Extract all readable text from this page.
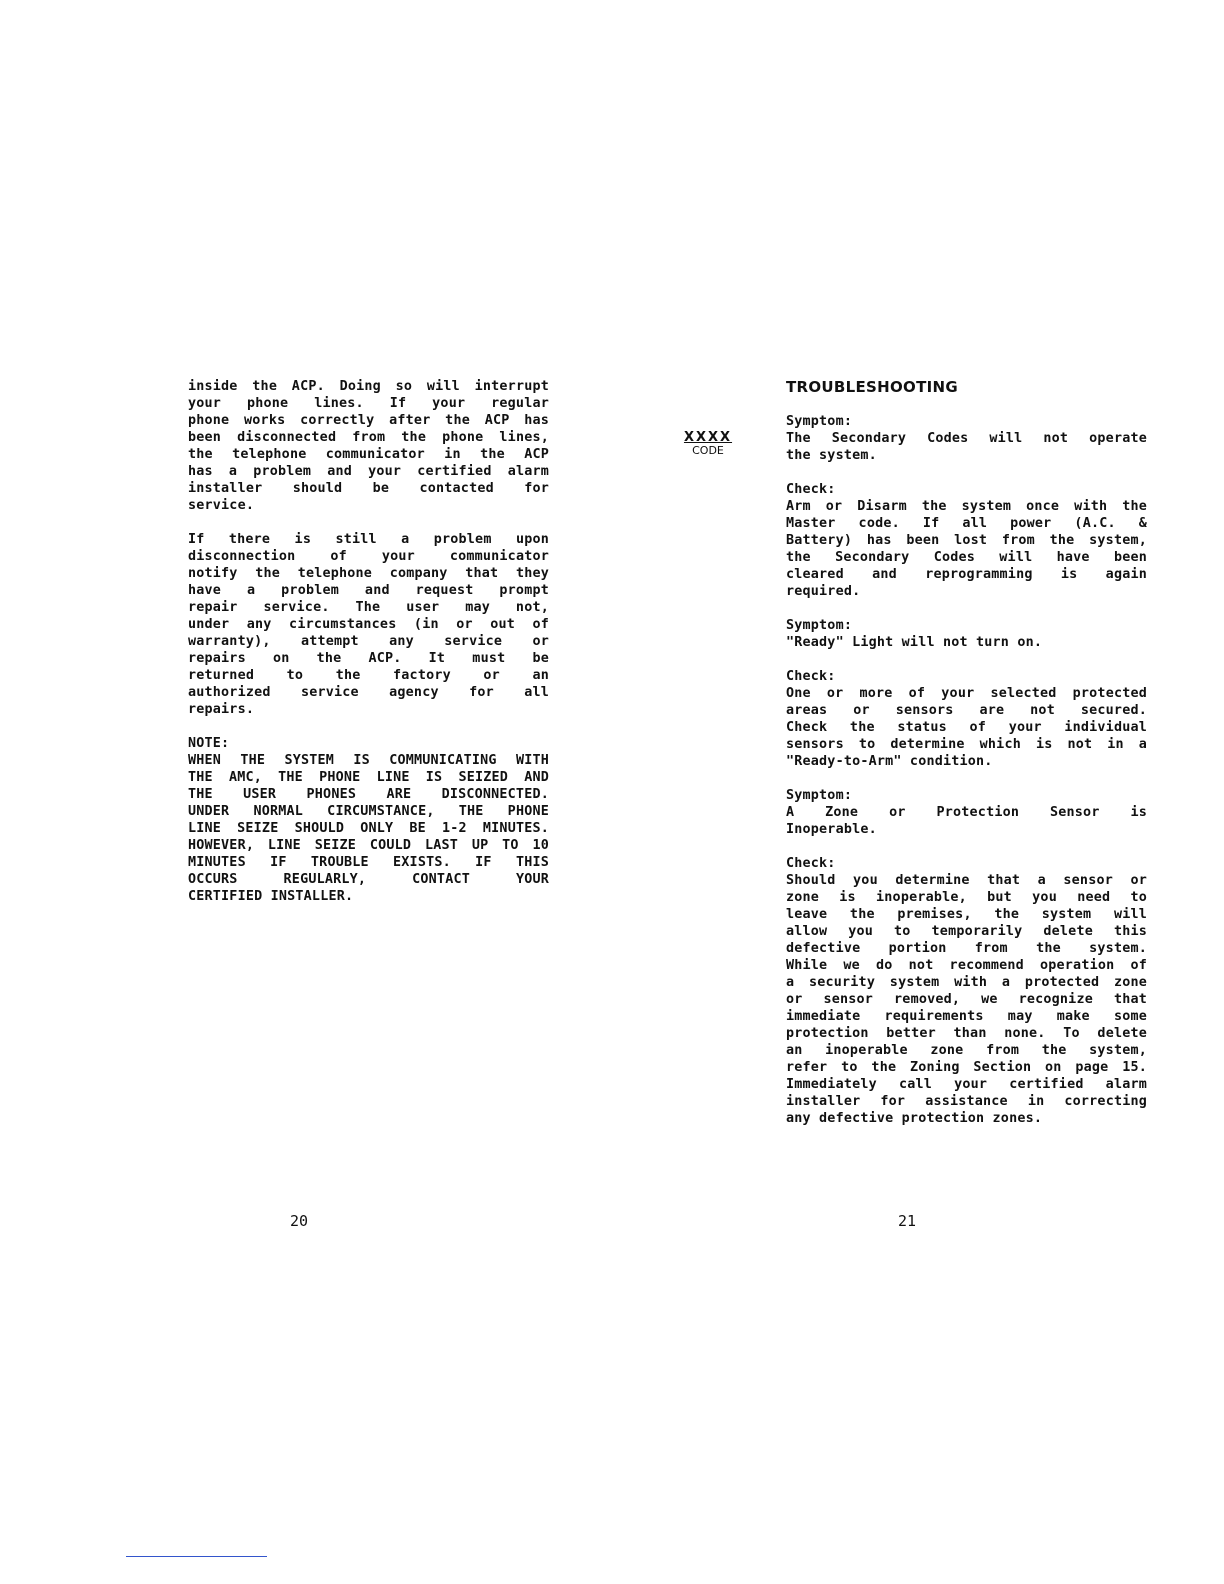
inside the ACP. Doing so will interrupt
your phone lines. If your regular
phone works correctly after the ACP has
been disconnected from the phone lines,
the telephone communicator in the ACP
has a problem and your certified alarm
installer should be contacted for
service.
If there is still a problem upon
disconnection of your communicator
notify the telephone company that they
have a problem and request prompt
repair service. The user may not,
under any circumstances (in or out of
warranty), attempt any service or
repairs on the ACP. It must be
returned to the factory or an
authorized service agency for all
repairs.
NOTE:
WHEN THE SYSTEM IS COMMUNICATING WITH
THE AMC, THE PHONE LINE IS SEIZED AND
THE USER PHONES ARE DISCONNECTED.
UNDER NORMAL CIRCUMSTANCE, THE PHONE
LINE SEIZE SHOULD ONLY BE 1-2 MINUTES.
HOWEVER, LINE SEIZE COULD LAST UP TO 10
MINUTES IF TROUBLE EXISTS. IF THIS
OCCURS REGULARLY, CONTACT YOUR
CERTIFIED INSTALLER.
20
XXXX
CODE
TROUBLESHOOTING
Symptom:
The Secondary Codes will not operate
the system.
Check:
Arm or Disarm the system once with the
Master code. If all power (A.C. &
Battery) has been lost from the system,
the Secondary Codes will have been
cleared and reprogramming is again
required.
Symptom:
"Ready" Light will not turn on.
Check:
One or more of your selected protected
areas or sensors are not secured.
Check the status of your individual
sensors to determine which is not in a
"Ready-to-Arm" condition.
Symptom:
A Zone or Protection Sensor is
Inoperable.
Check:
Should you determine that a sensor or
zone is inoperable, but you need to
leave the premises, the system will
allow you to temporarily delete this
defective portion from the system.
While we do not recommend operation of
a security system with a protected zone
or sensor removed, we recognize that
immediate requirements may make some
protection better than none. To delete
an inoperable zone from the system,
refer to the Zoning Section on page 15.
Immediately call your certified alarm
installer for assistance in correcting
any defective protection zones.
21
+--
• _PROBLEM DESCRIPTION_
Make an exact copy of all entries above, dropping the images.

• _TASK ANSWER_
Extract all readable text from this page.
inside the ACP. Doing so will interrupt
your phone lines. If your regular
phone works correctly after the ACP has
been disconnected from the phone lines,
the telephone communicator in the ACP
has a problem and your certified alarm
installer should be contacted for
service.
If there is still a problem upon
disconnection of your communicator
notify the telephone company that they
have a problem and request prompt
repair service. The user may not,
under any circumstances (in or out of
warranty), attempt any service or
repairs on the ACP. It must be
returned to the factory or an
authorized service agency for all
repairs.
NOTE:
WHEN THE SYSTEM IS COMMUNICATING WITH
THE AMC, THE PHONE LINE IS SEIZED AND
THE USER PHONES ARE DISCONNECTED.
UNDER NORMAL CIRCUMSTANCE, THE PHONE
LINE SEIZE SHOULD ONLY BE 1-2 MINUTES.
HOWEVER, LINE SEIZE COULD LAST UP TO 10
MINUTES IF TROUBLE EXISTS. IF THIS
OCCURS REGULARLY, CONTACT YOUR
CERTIFIED INSTALLER.
20
XXXX
CODE
TROUBLESHOOTING
Symptom:
The Secondary Codes will not operate
the system.
Check:
Arm or Disarm the system once with the
Master code. If all power (A.C. &
Battery) has been lost from the system,
the Secondary Codes will have been
cleared and reprogramming is again
required.
Symptom:
"Ready" Light will not turn on.
Check:
One or more of your selected protected
areas or sensors are not secured.
Check the status of your individual
sensors to determine which is not in a
"Ready-to-Arm" condition.
Symptom:
A Zone or Protection Sensor is
Inoperable.
Check:
Should you determine that a sensor or
zone is inoperable, but you need to
leave the premises, the system will
allow you to temporarily delete this
defective portion from the system.
While we do not recommend operation of
a security system with a protected zone
or sensor removed, we recognize that
immediate requirements may make some
protection better than none. To delete
an inoperable zone from the system,
refer to the Zoning Section on page 15.
Immediately call your certified alarm
installer for assistance in correcting
any defective protection zones.
21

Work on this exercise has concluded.